What is needed: Of the lines in this listing, how many contain the word "Sélectionnez"? Give the number and nothing else.

Provided records:
+ + + + + + +
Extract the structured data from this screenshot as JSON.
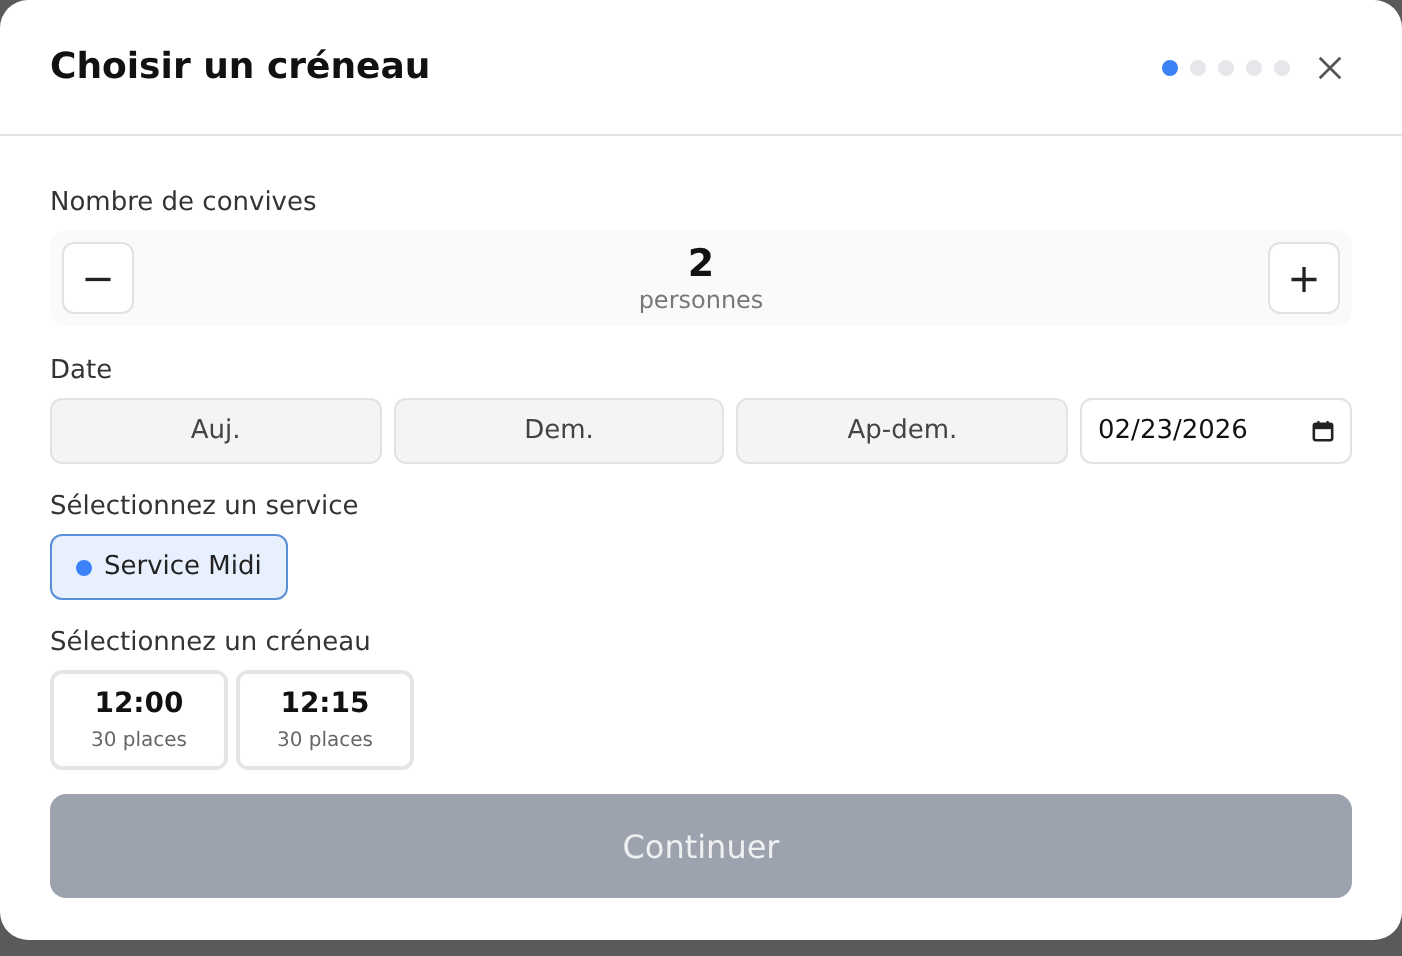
{
  "dialog": {
    "title": "Choisir un créneau",
    "steps": [
      {
        "selected": true
      },
      {
        "selected": false
      },
      {
        "selected": false
      },
      {
        "selected": false
      },
      {
        "selected": false
      }
    ]
  },
  "guests": {
    "label": "Nombre de convives",
    "minus": "−",
    "value": "2",
    "unit": "personnes",
    "plus": "+"
  },
  "date": {
    "label": "Date",
    "options": [
      {
        "label": "Auj.",
        "selected": false
      },
      {
        "label": "Dem.",
        "selected": false
      },
      {
        "label": "Ap-dem.",
        "selected": false
      }
    ],
    "value": "02/23/2026"
  },
  "service": {
    "label": "Sélectionnez un service",
    "options": [
      {
        "label": "Service Midi",
        "selected": true,
        "color": "#3b82f6"
      }
    ]
  },
  "slots": {
    "label": "Sélectionnez un créneau",
    "items": [
      {
        "time": "12:00",
        "places": "30 places",
        "selected": false
      },
      {
        "time": "12:15",
        "places": "30 places",
        "selected": false
      }
    ]
  },
  "continue": {
    "label": "Continuer",
    "disabled": true
  }
}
+ + + + + + +
Output of the task: 2